- Records for the task:

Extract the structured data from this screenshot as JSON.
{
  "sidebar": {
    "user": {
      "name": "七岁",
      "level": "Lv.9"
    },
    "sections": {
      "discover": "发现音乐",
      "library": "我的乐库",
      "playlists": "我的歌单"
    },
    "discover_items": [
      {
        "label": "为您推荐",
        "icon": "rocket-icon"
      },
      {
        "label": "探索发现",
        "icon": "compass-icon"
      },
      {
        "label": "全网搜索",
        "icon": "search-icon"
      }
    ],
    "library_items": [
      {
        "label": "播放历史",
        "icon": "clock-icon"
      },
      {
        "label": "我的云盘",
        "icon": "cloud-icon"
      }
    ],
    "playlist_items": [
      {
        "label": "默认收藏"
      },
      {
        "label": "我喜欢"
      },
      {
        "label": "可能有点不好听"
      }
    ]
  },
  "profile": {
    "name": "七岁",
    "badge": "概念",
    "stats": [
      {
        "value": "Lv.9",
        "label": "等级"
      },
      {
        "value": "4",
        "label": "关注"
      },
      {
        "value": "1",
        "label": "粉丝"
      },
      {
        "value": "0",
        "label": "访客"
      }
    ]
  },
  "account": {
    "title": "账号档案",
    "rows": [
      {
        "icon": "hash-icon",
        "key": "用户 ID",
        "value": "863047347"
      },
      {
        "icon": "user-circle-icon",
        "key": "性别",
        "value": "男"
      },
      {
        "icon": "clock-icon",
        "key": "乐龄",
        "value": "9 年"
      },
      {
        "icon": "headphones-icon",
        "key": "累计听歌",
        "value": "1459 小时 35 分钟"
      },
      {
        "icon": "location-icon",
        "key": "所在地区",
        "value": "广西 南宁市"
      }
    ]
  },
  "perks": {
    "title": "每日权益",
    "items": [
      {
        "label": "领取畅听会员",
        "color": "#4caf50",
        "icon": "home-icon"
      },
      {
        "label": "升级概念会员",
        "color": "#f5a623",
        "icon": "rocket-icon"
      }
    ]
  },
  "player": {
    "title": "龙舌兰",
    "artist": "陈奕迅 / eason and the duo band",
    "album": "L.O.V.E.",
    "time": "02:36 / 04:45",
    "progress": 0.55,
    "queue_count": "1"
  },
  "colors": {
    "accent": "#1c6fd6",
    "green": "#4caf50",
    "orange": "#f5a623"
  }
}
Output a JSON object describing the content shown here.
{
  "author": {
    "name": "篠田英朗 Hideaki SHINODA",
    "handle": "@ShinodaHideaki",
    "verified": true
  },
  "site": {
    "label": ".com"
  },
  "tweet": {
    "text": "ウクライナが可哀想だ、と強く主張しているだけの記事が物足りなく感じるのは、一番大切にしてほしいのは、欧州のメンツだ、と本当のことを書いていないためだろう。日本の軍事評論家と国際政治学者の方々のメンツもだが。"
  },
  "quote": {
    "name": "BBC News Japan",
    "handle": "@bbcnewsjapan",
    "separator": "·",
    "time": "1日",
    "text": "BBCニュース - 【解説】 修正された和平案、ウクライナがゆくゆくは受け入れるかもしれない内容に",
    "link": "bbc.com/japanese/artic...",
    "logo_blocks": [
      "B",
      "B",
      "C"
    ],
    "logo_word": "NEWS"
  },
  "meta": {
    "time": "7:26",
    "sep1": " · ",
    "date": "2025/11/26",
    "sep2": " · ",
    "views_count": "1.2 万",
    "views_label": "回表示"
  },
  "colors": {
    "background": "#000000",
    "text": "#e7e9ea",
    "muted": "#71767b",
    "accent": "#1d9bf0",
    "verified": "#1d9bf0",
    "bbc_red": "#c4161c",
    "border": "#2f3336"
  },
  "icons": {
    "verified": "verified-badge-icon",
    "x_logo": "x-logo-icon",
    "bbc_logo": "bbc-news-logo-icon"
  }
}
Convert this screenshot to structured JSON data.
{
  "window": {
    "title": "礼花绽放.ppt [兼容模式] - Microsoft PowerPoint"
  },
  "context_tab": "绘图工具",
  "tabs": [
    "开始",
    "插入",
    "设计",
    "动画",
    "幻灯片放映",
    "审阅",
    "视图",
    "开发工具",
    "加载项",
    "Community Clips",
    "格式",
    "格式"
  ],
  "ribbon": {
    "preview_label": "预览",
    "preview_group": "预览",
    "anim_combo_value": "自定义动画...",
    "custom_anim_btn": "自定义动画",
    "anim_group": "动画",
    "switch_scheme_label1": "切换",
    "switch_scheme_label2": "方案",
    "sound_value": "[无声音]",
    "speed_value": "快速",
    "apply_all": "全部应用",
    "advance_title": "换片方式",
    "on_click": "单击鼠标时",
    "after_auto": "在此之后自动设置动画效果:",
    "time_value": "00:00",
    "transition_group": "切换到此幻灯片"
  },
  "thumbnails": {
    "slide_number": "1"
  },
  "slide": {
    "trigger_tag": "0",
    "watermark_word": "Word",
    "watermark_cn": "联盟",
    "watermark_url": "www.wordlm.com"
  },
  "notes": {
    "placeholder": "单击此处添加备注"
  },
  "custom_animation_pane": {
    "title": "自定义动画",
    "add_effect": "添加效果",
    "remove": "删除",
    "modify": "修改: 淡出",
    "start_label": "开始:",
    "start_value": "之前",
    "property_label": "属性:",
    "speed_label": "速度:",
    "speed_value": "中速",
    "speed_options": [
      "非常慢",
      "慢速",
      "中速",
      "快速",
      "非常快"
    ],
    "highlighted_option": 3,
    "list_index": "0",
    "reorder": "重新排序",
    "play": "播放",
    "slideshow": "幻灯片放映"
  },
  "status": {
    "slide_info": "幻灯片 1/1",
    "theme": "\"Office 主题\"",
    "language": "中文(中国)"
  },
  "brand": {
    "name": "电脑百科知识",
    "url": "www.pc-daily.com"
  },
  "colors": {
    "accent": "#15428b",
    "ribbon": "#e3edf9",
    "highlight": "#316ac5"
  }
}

- What you are asked to do:
Copy every line of the entries above in which "structured" occurs.

- Response below:
Extract the structured data from this screenshot as JSON.
Convert this screenshot to structured JSON data.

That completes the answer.